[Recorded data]

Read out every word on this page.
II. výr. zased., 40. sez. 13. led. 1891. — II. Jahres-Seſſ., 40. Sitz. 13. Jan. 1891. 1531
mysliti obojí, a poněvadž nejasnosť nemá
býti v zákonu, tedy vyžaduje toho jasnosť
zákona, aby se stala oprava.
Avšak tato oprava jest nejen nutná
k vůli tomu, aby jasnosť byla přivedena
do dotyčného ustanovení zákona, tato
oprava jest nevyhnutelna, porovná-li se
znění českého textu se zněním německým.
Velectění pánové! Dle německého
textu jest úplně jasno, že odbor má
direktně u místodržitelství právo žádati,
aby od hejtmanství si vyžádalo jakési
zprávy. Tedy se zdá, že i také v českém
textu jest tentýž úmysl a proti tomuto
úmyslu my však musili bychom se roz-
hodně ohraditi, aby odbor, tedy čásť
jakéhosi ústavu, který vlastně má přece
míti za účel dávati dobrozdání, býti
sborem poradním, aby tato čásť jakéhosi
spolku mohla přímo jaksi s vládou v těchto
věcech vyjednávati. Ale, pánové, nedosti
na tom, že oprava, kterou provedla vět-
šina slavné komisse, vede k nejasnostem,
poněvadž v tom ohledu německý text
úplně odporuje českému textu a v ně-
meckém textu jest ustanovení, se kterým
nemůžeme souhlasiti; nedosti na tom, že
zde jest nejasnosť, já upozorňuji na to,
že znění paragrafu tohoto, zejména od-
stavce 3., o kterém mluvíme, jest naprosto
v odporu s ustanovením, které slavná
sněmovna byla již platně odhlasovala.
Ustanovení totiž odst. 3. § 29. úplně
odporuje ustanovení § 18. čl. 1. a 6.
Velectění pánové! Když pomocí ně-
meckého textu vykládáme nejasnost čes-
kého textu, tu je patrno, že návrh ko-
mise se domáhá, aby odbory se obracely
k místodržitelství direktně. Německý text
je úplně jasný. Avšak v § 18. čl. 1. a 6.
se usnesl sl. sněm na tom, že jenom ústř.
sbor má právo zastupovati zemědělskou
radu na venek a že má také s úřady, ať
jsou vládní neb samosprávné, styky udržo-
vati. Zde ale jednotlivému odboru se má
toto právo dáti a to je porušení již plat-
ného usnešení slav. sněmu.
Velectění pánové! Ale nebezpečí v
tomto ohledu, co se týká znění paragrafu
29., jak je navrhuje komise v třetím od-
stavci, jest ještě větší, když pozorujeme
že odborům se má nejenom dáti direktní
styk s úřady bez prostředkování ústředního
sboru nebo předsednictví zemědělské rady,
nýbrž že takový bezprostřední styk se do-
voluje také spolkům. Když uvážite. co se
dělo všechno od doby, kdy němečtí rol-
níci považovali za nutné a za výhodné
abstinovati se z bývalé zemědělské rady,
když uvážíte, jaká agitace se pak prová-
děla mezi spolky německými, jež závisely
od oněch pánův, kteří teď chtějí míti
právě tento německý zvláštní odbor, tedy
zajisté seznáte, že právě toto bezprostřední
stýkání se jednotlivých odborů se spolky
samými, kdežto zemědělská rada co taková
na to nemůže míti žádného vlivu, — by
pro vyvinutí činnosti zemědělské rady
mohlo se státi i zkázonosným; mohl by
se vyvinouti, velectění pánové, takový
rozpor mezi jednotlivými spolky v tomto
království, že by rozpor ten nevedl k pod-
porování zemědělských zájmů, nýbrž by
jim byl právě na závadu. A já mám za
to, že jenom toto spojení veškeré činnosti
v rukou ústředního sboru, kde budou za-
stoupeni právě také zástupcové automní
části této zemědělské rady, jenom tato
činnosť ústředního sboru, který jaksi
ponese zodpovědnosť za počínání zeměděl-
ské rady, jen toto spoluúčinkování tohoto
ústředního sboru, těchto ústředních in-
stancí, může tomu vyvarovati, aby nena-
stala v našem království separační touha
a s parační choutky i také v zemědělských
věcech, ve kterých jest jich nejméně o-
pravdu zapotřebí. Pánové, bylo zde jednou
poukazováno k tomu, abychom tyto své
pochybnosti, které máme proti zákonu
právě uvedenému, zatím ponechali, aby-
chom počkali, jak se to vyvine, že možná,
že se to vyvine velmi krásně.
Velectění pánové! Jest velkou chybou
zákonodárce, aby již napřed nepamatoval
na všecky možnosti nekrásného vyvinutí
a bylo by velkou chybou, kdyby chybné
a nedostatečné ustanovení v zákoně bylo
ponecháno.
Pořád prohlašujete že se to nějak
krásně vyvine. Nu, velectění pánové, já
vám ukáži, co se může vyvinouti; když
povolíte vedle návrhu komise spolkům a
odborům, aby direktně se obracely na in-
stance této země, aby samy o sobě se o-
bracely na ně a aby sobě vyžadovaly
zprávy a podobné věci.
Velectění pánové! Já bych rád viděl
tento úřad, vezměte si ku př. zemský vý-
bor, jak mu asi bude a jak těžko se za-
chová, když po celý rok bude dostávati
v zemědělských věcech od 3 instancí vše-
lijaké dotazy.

→ BRIEF
Repeat the material above in full, exactly as it stands.

→ ANSWER TO THE EXERCISE
Read out every word on this page.
II. výr. zased., 40. sez. 13. led. 1891. — II. Jahres-Seſſ., 40. Sitz. 13. Jan. 1891. 1531
mysliti obojí, a poněvadž nejasnosť nemá
býti v zákonu, tedy vyžaduje toho jasnosť
zákona, aby se stala oprava.
Avšak tato oprava jest nejen nutná
k vůli tomu, aby jasnosť byla přivedena
do dotyčného ustanovení zákona, tato
oprava jest nevyhnutelna, porovná-li se
znění českého textu se zněním německým.
Velectění pánové! Dle německého
textu jest úplně jasno, že odbor má
direktně u místodržitelství právo žádati,
aby od hejtmanství si vyžádalo jakési
zprávy. Tedy se zdá, že i také v českém
textu jest tentýž úmysl a proti tomuto
úmyslu my však musili bychom se roz-
hodně ohraditi, aby odbor, tedy čásť
jakéhosi ústavu, který vlastně má přece
míti za účel dávati dobrozdání, býti
sborem poradním, aby tato čásť jakéhosi
spolku mohla přímo jaksi s vládou v těchto
věcech vyjednávati. Ale, pánové, nedosti
na tom, že oprava, kterou provedla vět-
šina slavné komisse, vede k nejasnostem,
poněvadž v tom ohledu německý text
úplně odporuje českému textu a v ně-
meckém textu jest ustanovení, se kterým
nemůžeme souhlasiti; nedosti na tom, že
zde jest nejasnosť, já upozorňuji na to,
že znění paragrafu tohoto, zejména od-
stavce 3., o kterém mluvíme, jest naprosto
v odporu s ustanovením, které slavná
sněmovna byla již platně odhlasovala.
Ustanovení totiž odst. 3. § 29. úplně
odporuje ustanovení § 18. čl. 1. a 6.
Velectění pánové! Když pomocí ně-
meckého textu vykládáme nejasnost čes-
kého textu, tu je patrno, že návrh ko-
mise se domáhá, aby odbory se obracely
k místodržitelství direktně. Německý text
je úplně jasný. Avšak v § 18. čl. 1. a 6.
se usnesl sl. sněm na tom, že jenom ústř.
sbor má právo zastupovati zemědělskou
radu na venek a že má také s úřady, ať
jsou vládní neb samosprávné, styky udržo-
vati. Zde ale jednotlivému odboru se má
toto právo dáti a to je porušení již plat-
ného usnešení slav. sněmu.
Velectění pánové! Ale nebezpečí v
tomto ohledu, co se týká znění paragrafu
29., jak je navrhuje komise v třetím od-
stavci, jest ještě větší, když pozorujeme
že odborům se má nejenom dáti direktní
styk s úřady bez prostředkování ústředního
sboru nebo předsednictví zemědělské rady,
nýbrž že takový bezprostřední styk se do-
voluje také spolkům. Když uvážite. co se
dělo všechno od doby, kdy němečtí rol-
níci považovali za nutné a za výhodné
abstinovati se z bývalé zemědělské rady,
když uvážíte, jaká agitace se pak prová-
děla mezi spolky německými, jež závisely
od oněch pánův, kteří teď chtějí míti
právě tento německý zvláštní odbor, tedy
zajisté seznáte, že právě toto bezprostřední
stýkání se jednotlivých odborů se spolky
samými, kdežto zemědělská rada co taková
na to nemůže míti žádného vlivu, — by
pro vyvinutí činnosti zemědělské rady
mohlo se státi i zkázonosným; mohl by
se vyvinouti, velectění pánové, takový
rozpor mezi jednotlivými spolky v tomto
království, že by rozpor ten nevedl k pod-
porování zemědělských zájmů, nýbrž by
jim byl právě na závadu. A já mám za
to, že jenom toto spojení veškeré činnosti
v rukou ústředního sboru, kde budou za-
stoupeni právě také zástupcové automní
části této zemědělské rady, jenom tato
činnosť ústředního sboru, který jaksi
ponese zodpovědnosť za počínání zeměděl-
ské rady, jen toto spoluúčinkování tohoto
ústředního sboru, těchto ústředních in-
stancí, může tomu vyvarovati, aby nena-
stala v našem království separační touha
a s parační choutky i také v zemědělských
věcech, ve kterých jest jich nejméně o-
pravdu zapotřebí. Pánové, bylo zde jednou
poukazováno k tomu, abychom tyto své
pochybnosti, které máme proti zákonu
právě uvedenému, zatím ponechali, aby-
chom počkali, jak se to vyvine, že možná,
že se to vyvine velmi krásně.
Velectění pánové! Jest velkou chybou
zákonodárce, aby již napřed nepamatoval
na všecky možnosti nekrásného vyvinutí
a bylo by velkou chybou, kdyby chybné
a nedostatečné ustanovení v zákoně bylo
ponecháno.
Pořád prohlašujete že se to nějak
krásně vyvine. Nu, velectění pánové, já
vám ukáži, co se může vyvinouti; když
povolíte vedle návrhu komise spolkům a
odborům, aby direktně se obracely na in-
stance této země, aby samy o sobě se o-
bracely na ně a aby sobě vyžadovaly
zprávy a podobné věci.
Velectění pánové! Já bych rád viděl
tento úřad, vezměte si ku př. zemský vý-
bor, jak mu asi bude a jak těžko se za-
chová, když po celý rok bude dostávati
v zemědělských věcech od 3 instancí vše-
lijaké dotazy.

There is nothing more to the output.